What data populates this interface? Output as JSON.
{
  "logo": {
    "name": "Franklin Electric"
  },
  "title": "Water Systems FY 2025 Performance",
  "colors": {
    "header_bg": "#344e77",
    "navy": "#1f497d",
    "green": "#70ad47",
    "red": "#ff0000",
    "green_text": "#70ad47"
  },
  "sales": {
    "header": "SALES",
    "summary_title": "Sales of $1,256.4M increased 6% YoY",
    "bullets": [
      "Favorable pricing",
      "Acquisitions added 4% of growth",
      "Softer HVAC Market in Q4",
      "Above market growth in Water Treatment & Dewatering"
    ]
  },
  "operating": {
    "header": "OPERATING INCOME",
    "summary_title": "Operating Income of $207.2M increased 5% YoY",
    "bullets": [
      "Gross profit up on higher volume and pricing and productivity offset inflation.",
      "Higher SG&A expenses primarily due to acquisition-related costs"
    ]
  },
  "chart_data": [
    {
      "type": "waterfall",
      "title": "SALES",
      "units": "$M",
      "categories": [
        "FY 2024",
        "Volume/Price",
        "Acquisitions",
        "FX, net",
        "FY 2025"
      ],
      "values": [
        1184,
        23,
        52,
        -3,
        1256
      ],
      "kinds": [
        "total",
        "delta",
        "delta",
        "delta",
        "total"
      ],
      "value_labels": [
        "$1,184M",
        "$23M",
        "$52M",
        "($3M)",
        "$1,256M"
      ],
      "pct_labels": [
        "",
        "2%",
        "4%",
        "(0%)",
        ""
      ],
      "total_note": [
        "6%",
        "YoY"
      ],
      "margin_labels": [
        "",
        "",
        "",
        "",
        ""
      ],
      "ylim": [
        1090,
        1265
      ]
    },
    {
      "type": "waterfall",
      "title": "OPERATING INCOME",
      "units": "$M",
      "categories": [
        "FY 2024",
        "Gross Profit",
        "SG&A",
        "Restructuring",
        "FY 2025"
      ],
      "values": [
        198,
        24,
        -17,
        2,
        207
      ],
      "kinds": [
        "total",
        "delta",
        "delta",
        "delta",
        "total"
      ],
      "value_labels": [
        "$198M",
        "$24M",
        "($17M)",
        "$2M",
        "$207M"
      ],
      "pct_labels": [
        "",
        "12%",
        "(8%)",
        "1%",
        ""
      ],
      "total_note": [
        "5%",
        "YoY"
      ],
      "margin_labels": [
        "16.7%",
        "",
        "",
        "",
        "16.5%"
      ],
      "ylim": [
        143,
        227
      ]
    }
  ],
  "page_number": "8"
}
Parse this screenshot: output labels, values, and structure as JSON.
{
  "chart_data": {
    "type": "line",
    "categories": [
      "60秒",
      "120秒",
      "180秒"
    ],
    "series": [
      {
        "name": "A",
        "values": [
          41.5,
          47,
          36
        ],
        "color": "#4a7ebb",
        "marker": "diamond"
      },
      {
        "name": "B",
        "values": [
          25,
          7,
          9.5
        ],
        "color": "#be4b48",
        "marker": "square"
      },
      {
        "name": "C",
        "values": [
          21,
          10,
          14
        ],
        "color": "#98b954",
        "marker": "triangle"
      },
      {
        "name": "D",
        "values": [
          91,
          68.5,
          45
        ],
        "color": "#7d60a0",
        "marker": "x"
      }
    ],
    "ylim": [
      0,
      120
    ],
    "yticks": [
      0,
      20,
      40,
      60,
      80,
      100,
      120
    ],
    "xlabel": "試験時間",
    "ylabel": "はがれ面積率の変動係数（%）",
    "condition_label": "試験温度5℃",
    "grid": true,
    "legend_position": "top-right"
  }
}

☆ ☆ ☆ ☆ ☆

Written problem
Retype every record above exactly as written.

The output
What data populates this interface? Output as JSON.
{
  "logo": {
    "name": "Franklin Electric"
  },
  "title": "Water Systems FY 2025 Performance",
  "colors": {
    "header_bg": "#344e77",
    "navy": "#1f497d",
    "green": "#70ad47",
    "red": "#ff0000",
    "green_text": "#70ad47"
  },
  "sales": {
    "header": "SALES",
    "summary_title": "Sales of $1,256.4M increased 6% YoY",
    "bullets": [
      "Favorable pricing",
      "Acquisitions added 4% of growth",
      "Softer HVAC Market in Q4",
      "Above market growth in Water Treatment & Dewatering"
    ]
  },
  "operating": {
    "header": "OPERATING INCOME",
    "summary_title": "Operating Income of $207.2M increased 5% YoY",
    "bullets": [
      "Gross profit up on higher volume and pricing and productivity offset inflation.",
      "Higher SG&A expenses primarily due to acquisition-related costs"
    ]
  },
  "chart_data": [
    {
      "type": "waterfall",
      "title": "SALES",
      "units": "$M",
      "categories": [
        "FY 2024",
        "Volume/Price",
        "Acquisitions",
        "FX, net",
        "FY 2025"
      ],
      "values": [
        1184,
        23,
        52,
        -3,
        1256
      ],
      "kinds": [
        "total",
        "delta",
        "delta",
        "delta",
        "total"
      ],
      "value_labels": [
        "$1,184M",
        "$23M",
        "$52M",
        "($3M)",
        "$1,256M"
      ],
      "pct_labels": [
        "",
        "2%",
        "4%",
        "(0%)",
        ""
      ],
      "total_note": [
        "6%",
        "YoY"
      ],
      "margin_labels": [
        "",
        "",
        "",
        "",
        ""
      ],
      "ylim": [
        1090,
        1265
      ]
    },
    {
      "type": "waterfall",
      "title": "OPERATING INCOME",
      "units": "$M",
      "categories": [
        "FY 2024",
        "Gross Profit",
        "SG&A",
        "Restructuring",
        "FY 2025"
      ],
      "values": [
        198,
        24,
        -17,
        2,
        207
      ],
      "kinds": [
        "total",
        "delta",
        "delta",
        "delta",
        "total"
      ],
      "value_labels": [
        "$198M",
        "$24M",
        "($17M)",
        "$2M",
        "$207M"
      ],
      "pct_labels": [
        "",
        "12%",
        "(8%)",
        "1%",
        ""
      ],
      "total_note": [
        "5%",
        "YoY"
      ],
      "margin_labels": [
        "16.7%",
        "",
        "",
        "",
        "16.5%"
      ],
      "ylim": [
        143,
        227
      ]
    }
  ],
  "page_number": "8"
}
Parse this screenshot: output labels, values, and structure as JSON.
{
  "chart_data": {
    "type": "line",
    "categories": [
      "60秒",
      "120秒",
      "180秒"
    ],
    "series": [
      {
        "name": "A",
        "values": [
          41.5,
          47,
          36
        ],
        "color": "#4a7ebb",
        "marker": "diamond"
      },
      {
        "name": "B",
        "values": [
          25,
          7,
          9.5
        ],
        "color": "#be4b48",
        "marker": "square"
      },
      {
        "name": "C",
        "values": [
          21,
          10,
          14
        ],
        "color": "#98b954",
        "marker": "triangle"
      },
      {
        "name": "D",
        "values": [
          91,
          68.5,
          45
        ],
        "color": "#7d60a0",
        "marker": "x"
      }
    ],
    "ylim": [
      0,
      120
    ],
    "yticks": [
      0,
      20,
      40,
      60,
      80,
      100,
      120
    ],
    "xlabel": "試験時間",
    "ylabel": "はがれ面積率の変動係数（%）",
    "condition_label": "試験温度5℃",
    "grid": true,
    "legend_position": "top-right"
  }
}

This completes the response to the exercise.